Top of Page excerpt

7 Veggies for Better Health
Written by: Sivan Zilber, clinical pet nutritionist
Every day I explain to my daughters the importance of eating vegetables. That if they eat their multi colored veggies, they will grow to be strong and healthy. I also make sure to follow this advice when it comes to our two dogs.
In a raw diet, muscle meat is the foundation which provides your dog with the needed protein to build strong tissues. On top of that we have organs and bones. Adding vegetables is only a recommendation, yet most professional agree that because of their beneficial attributes these should account for approx. 25% of the diet.
The main reasons for feeding veggies are:
- Green vegetables contain Chlorphyll, a pigment which detoxify the liver and digestive system.
- All plant materiel provides Fiber which is beneficial for the health of the digestive system.
- Orange and Yellow vegetables contain important anti-oxidants such as Carotenoids, Lycopene and Lutein. These protect again cell aging, preventing and slowing cancer progression and protect the eyes, skin and heart.
- They provide Flavonoids which regulate cell signaling and are considered anti-inflammatory and with anti cancer properties.
You probably think, "OK, this is great, but are there veggies which are more beneficial than others?" The simple answer is yes. Of course variety is great and provides a more balanced and complete diet, but there are some veggies which I recommend putting an emphasis on and feed them to your pet at least once or twice a week.

Bottom of Page excerpt
Top of Given entries

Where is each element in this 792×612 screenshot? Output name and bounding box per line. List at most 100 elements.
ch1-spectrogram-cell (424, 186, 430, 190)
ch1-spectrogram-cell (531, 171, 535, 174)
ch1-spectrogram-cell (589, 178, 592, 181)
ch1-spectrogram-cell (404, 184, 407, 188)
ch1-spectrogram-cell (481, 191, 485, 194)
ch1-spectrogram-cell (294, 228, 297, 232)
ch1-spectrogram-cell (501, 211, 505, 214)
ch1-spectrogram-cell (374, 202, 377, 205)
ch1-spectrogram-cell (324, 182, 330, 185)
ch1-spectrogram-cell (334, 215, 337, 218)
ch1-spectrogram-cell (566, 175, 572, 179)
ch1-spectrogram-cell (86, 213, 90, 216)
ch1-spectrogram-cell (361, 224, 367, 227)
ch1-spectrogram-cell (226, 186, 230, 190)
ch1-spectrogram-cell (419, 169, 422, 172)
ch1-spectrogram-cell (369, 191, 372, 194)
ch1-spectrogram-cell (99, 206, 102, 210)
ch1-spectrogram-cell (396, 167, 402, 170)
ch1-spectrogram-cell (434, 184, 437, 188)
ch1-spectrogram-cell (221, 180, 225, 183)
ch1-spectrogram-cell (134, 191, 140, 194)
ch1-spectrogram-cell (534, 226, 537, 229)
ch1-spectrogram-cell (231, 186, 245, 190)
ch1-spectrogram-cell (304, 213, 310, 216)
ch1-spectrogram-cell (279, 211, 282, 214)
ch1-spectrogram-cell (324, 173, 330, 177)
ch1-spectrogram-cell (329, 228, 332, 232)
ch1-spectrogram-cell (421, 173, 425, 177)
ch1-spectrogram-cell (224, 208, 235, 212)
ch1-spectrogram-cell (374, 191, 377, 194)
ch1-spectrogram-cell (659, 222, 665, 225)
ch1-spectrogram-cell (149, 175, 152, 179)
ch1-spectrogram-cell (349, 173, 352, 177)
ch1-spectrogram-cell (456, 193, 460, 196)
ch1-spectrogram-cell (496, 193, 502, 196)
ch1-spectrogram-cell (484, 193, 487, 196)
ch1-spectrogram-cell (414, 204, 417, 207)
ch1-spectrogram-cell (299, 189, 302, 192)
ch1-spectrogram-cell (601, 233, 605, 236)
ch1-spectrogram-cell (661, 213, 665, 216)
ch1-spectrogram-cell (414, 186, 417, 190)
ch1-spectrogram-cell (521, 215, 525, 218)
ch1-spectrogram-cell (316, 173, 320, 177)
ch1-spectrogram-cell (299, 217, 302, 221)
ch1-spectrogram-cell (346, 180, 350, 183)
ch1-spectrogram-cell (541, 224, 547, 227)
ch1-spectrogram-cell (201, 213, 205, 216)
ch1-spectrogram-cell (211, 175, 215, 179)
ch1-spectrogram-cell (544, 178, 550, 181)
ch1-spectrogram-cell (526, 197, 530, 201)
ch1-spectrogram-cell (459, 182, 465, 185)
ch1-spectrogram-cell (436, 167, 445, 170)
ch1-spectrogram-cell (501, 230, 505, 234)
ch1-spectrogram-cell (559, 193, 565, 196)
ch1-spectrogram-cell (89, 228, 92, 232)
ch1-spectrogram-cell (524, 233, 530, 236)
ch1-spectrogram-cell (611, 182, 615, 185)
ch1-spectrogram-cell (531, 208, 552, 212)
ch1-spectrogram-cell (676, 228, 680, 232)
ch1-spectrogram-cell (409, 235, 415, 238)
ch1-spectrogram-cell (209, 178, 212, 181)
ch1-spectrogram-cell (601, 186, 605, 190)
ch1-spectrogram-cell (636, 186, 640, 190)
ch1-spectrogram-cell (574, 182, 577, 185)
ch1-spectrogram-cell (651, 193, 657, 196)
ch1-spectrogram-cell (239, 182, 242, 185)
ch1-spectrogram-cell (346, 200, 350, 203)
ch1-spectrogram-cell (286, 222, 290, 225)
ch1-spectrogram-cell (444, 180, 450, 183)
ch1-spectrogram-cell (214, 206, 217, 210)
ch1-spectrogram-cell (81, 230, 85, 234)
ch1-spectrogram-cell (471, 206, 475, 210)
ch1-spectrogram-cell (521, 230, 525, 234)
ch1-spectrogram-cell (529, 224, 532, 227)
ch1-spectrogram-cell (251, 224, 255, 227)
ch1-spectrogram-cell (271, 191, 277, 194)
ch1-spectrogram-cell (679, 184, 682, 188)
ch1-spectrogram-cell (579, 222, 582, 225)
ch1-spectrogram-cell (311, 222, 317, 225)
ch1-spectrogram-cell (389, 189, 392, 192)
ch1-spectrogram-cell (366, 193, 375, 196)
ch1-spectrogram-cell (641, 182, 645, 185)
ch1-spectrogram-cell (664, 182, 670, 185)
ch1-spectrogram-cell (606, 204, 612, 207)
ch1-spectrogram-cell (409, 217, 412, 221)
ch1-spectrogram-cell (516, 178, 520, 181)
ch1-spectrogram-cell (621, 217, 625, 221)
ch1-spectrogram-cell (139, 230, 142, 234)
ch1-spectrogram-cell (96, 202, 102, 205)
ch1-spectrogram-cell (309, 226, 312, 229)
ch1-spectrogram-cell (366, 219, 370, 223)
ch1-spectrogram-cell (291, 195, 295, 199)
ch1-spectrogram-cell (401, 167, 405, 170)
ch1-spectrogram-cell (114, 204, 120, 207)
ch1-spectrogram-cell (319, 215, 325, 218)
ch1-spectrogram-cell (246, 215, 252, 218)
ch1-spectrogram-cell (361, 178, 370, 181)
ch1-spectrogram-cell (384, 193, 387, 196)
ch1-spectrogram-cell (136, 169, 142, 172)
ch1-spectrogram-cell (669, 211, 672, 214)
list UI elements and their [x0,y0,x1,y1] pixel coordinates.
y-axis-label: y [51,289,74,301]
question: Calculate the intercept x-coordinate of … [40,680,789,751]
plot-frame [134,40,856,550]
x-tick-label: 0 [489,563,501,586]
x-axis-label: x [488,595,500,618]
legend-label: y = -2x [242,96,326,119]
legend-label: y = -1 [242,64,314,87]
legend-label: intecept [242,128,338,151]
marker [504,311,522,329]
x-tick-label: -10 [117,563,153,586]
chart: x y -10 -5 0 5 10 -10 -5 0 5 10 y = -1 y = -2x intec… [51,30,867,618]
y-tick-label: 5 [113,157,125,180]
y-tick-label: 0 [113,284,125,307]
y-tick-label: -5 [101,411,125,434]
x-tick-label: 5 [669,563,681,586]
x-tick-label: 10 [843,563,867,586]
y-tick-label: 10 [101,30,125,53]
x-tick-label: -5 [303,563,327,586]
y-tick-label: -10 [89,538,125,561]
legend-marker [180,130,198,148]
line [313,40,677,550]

Bottom of Given entries

_Using the information:_
1. According to the vegetables article, roughly what share of a dog's raw diet should vegetables make up?
2. Please extend the vegetables article beyond its final sentence.

_Responses:_
1. Approximately 25% of the diet.

2.
These mini cabbages contain an abundance of vitamin C and K, and are a good source for potassium. They contain an organic compound called glucosinolate sinigrin, which is presumed to have cancer-fighting properties. Plus, they contain an antioxidant called alpha-lipoic acid that has been shown to lower glucose levels and increase insulin sensitivity which assists against diabetes.
Rich in carotenoids like beta carotene which the body converts to vitamin A; they foster healthy skin and mucus membranes, fortify the immune system and protects eye health while helping to ward off cancer and protect against the effects of aging. Sweet potatoes are also high in vitamins B6, C and D which is crucial for healthy immune system and is important to maintain energy levels and temperament. They are a great source for Iron, Magnesium and Potassium.
Spinach is loaded with vitamin C, provides potassium and magnesium and it's an excellent source of folate, a B vitamin that helps maintain healthy DNA and may keep away cancer-promoting genes. It contains an antioxidant known as alpha-lipoic acid, which has been shown to lower glucose levels and increase insulin sensitivity. Also, spinach contains chlorophyll, which has been shown to have effective cancer fighting properties.
This is a nutrient all-star, packed with vitamins A, K, B6, C, minerals as Manganese, Calcium, Copper, Potassium, Iron and Magnesium, plus powerful anti-oxidants such as Quercetin and Kaempferol which help counteract oxidative damage by free radicals in the body. These have powerful cardio protective, blood pressure lowering, anti-inflammatory, anti-viral, anti-depressant and anti-cancer effects. Kale also contains the phytochemical Lutein.
These provide a good source for 12 essential nutrients and powerful phytochemicals. They are especially rich in fiber and considered a plant base protein source. Peas have high levels of anti-oxidants including Flavinoids, Carotenoids, Phenolic acids and Polyphenols which have anti aging properties and are immune system boosters.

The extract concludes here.